*** Opening of PASSAGE ***
Italian Latinist and classicist

Luigi Miraglia (born 28 October 1965) (Latin: Aloisius Miraglia) is an Italian Latinist and classicist. He is a proponent of Hans Ørberg's natural method of language learning and the founder of the Accademia Vivarium Novum.

==Personal life==
Miraglia is a grandson of the nineteenth century Italian jurist and politician Luigi Miraglia. Miraglia attended the Classical Lyceum Umberto I in Naples, afterwards studying at the University of Naples Federico II and University of Salerno.

He became known for owning a large personal library of over 16,000 volumes, predominantly in Latin.

Miraglia has never married and has no children. He describes the students at the academy as his family.
*** Close of PASSAGE ***
*** Opening of DATASET EXCERPTS ***
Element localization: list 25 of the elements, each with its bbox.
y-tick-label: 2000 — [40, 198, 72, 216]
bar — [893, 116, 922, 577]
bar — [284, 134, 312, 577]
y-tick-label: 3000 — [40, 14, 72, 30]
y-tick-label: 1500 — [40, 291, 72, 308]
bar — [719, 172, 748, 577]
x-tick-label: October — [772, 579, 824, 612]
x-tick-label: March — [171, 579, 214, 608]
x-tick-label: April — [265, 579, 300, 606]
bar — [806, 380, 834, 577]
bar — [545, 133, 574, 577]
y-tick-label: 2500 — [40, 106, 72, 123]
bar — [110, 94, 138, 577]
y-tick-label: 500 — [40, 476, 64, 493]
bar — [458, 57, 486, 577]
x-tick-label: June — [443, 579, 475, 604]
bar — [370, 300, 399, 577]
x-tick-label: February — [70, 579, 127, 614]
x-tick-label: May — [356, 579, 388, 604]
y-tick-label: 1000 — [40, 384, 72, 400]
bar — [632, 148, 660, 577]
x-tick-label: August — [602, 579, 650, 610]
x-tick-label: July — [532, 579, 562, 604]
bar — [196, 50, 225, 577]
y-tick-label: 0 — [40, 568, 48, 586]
*** Close of DATASET EXCERPTS ***
» **TASK ITEM**
Print the part of the passage on Luigi Miraglia from "Luigi Miraglia (born" to "University of Salerno.", unchanged.

» **COMPLETED EXERCISE**
Luigi Miraglia (born 28 October 1965) (Latin: Aloisius Miraglia) is an Italian Latinist and classicist. He is a proponent of Hans Ørberg's natural method of language learning and the founder of the Accademia Vivarium Novum.

==Personal life==
Miraglia is a grandson of the nineteenth century Italian jurist and politician Luigi Miraglia. Miraglia attended the Classical Lyceum Umberto I in Naples, afterwards studying at the University of Naples Federico II and University of Salerno.